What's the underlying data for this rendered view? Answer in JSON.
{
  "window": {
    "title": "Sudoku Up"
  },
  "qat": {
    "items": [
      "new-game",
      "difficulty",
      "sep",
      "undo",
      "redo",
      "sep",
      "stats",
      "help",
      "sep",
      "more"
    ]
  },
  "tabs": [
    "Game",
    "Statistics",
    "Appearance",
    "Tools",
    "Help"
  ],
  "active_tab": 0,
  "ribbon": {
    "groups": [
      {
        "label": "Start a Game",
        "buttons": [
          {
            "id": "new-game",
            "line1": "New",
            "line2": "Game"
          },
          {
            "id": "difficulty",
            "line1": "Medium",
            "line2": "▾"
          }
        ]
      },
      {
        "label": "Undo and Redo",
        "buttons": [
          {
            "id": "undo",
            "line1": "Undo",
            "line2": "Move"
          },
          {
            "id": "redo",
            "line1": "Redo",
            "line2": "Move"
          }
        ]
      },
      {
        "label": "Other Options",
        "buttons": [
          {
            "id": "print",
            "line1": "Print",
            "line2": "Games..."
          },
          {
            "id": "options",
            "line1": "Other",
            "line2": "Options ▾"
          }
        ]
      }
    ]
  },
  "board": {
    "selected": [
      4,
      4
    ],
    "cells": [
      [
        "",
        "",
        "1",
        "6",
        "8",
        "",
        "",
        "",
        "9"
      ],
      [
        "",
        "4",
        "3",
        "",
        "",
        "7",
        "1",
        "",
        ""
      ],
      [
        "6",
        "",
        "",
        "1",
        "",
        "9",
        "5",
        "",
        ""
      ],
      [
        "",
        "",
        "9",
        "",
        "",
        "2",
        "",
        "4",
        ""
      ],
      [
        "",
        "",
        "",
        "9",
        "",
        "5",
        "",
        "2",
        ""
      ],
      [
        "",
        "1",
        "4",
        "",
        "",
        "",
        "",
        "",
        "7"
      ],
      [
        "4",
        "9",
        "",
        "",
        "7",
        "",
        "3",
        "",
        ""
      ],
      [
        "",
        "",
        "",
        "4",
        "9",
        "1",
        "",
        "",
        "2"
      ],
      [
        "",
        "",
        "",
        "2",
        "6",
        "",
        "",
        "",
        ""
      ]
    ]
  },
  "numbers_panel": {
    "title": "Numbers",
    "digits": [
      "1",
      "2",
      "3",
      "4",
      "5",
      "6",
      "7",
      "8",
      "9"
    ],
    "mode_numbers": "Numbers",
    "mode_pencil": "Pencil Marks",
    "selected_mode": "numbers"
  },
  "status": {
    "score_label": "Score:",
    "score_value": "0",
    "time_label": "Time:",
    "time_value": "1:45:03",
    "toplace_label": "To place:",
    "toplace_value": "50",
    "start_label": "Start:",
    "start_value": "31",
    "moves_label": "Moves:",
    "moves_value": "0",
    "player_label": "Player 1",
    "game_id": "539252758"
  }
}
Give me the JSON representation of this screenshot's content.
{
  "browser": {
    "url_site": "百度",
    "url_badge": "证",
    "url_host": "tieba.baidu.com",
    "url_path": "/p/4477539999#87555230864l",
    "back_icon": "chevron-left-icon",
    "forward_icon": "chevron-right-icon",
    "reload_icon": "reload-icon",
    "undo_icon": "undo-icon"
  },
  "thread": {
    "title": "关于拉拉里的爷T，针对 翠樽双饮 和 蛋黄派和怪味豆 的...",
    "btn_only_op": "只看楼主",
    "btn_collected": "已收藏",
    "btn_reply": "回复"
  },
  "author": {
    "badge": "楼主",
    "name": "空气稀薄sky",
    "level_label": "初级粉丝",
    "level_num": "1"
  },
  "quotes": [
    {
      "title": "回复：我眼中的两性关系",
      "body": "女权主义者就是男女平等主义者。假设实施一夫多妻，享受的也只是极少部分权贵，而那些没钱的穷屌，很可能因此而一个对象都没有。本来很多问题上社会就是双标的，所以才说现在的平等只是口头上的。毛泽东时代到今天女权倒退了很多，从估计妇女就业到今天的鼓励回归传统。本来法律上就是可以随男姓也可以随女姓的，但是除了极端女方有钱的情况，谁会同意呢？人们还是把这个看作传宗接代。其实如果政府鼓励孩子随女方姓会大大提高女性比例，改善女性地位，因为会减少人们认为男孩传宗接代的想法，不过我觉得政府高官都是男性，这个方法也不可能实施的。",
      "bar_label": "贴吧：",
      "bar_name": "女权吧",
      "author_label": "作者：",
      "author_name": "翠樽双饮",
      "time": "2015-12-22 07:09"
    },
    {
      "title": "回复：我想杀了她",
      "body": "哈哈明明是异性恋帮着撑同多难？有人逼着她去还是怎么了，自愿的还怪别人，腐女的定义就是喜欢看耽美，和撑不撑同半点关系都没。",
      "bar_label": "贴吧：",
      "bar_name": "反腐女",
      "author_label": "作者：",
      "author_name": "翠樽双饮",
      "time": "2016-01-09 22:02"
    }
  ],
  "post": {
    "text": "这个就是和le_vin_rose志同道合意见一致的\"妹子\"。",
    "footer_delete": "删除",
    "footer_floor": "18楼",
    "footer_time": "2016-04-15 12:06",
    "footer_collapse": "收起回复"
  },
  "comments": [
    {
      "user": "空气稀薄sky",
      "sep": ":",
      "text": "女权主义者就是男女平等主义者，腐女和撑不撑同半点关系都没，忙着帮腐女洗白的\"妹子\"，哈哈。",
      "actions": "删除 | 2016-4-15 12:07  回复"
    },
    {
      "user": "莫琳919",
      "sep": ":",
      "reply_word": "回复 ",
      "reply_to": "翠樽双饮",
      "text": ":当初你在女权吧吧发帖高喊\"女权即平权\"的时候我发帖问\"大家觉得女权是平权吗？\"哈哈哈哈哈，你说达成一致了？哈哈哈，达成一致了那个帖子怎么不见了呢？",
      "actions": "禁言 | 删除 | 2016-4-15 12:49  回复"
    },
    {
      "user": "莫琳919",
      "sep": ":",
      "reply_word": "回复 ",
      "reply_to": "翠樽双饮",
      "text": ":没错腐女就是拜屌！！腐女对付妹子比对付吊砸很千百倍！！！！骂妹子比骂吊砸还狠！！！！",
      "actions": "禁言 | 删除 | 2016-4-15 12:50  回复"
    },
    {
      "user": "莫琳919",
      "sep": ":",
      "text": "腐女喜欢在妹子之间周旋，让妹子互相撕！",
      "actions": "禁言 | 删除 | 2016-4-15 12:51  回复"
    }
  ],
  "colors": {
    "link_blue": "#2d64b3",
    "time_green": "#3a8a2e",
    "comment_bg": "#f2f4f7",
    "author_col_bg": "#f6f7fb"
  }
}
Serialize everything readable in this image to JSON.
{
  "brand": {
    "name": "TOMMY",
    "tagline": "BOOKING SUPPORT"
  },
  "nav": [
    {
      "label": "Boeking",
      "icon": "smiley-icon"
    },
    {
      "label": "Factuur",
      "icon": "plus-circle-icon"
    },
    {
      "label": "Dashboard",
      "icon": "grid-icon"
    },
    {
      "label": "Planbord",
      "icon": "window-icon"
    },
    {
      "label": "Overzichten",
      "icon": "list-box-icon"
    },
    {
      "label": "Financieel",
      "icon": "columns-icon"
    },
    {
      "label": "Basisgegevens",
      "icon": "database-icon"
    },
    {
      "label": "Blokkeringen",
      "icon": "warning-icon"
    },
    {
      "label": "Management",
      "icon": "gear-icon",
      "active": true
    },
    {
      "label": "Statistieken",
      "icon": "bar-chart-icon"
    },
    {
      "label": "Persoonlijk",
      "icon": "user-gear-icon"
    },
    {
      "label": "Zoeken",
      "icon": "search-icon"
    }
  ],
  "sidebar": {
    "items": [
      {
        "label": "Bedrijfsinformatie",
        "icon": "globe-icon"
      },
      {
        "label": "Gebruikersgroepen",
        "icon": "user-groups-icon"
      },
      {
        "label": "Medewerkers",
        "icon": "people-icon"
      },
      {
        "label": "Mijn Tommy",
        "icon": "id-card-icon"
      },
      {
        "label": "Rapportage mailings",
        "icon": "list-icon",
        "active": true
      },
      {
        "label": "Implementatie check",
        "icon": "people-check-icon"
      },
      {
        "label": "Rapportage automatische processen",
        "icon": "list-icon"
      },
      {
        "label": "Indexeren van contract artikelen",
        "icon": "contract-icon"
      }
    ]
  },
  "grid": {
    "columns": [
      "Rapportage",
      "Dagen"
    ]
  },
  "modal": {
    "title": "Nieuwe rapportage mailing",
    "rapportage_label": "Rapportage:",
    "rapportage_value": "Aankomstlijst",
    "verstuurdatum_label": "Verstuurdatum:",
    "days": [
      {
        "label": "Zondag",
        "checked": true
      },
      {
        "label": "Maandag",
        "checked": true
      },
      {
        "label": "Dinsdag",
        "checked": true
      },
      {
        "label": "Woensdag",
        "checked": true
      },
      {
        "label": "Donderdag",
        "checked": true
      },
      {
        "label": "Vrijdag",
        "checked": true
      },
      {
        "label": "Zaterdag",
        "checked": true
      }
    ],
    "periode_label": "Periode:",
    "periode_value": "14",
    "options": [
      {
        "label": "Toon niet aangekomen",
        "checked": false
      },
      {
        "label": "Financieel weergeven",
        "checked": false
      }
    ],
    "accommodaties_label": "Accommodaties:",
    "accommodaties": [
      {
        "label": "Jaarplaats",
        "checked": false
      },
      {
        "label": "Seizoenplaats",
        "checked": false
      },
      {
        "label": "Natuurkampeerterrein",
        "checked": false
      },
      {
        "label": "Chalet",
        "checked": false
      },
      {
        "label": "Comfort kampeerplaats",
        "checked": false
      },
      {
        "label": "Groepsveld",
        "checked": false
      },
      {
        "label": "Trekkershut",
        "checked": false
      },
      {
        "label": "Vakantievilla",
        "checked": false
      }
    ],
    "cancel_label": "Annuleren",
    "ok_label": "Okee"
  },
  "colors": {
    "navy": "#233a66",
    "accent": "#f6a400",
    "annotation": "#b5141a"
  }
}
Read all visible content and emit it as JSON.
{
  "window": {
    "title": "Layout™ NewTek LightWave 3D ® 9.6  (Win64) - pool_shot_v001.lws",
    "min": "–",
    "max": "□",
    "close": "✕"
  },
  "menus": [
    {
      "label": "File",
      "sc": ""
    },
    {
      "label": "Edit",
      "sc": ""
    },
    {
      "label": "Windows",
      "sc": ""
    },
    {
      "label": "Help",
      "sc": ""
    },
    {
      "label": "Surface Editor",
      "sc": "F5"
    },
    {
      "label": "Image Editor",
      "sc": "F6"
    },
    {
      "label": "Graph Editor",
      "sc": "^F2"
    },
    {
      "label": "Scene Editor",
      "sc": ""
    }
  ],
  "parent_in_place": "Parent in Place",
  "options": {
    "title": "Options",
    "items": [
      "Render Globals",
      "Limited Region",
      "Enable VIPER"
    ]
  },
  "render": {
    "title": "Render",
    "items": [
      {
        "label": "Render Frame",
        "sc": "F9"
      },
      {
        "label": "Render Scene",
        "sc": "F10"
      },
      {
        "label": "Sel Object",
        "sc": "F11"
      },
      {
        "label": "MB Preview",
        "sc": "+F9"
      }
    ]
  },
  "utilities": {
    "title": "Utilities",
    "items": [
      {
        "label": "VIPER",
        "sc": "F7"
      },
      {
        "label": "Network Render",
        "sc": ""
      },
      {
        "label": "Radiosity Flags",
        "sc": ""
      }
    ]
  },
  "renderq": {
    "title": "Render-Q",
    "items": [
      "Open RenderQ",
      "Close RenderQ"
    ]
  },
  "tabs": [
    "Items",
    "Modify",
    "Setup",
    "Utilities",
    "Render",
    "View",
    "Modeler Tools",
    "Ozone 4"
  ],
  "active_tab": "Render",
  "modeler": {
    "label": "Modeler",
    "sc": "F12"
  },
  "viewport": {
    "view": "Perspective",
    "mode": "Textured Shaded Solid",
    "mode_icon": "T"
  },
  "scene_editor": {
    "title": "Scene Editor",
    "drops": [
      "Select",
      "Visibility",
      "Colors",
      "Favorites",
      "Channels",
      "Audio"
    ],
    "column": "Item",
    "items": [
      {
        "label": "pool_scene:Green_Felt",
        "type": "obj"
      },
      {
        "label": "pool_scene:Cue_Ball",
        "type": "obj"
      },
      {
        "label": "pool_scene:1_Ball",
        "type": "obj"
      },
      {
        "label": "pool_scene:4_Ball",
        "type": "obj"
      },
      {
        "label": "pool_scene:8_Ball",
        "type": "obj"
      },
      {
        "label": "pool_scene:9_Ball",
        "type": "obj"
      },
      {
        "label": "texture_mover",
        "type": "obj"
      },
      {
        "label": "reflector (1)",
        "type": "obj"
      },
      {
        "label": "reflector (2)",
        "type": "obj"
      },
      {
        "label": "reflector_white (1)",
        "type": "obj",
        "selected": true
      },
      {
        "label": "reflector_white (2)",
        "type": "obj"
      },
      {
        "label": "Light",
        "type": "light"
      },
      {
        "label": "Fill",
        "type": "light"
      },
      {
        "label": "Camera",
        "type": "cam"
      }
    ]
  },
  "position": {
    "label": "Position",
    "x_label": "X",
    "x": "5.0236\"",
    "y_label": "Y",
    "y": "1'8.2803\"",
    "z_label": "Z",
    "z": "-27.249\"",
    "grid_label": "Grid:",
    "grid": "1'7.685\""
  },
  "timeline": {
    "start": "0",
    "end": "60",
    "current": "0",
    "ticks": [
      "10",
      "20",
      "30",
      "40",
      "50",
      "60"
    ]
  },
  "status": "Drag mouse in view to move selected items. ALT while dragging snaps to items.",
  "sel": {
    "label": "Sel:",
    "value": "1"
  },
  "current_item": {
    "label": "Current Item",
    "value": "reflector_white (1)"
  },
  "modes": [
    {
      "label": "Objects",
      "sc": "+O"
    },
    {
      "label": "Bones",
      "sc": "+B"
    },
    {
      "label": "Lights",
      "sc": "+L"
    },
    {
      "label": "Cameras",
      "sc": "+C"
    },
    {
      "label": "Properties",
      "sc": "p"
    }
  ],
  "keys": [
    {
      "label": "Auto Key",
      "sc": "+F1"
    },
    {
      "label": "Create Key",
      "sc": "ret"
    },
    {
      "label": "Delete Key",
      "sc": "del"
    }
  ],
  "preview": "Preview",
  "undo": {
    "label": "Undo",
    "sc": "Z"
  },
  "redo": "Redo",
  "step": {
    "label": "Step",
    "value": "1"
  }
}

→ Written exercise
From the data above, copy each line that has the string "chevron".

→ Task solution
    "back_icon": "chevron-left-icon",
    "forward_icon": "chevron-right-icon",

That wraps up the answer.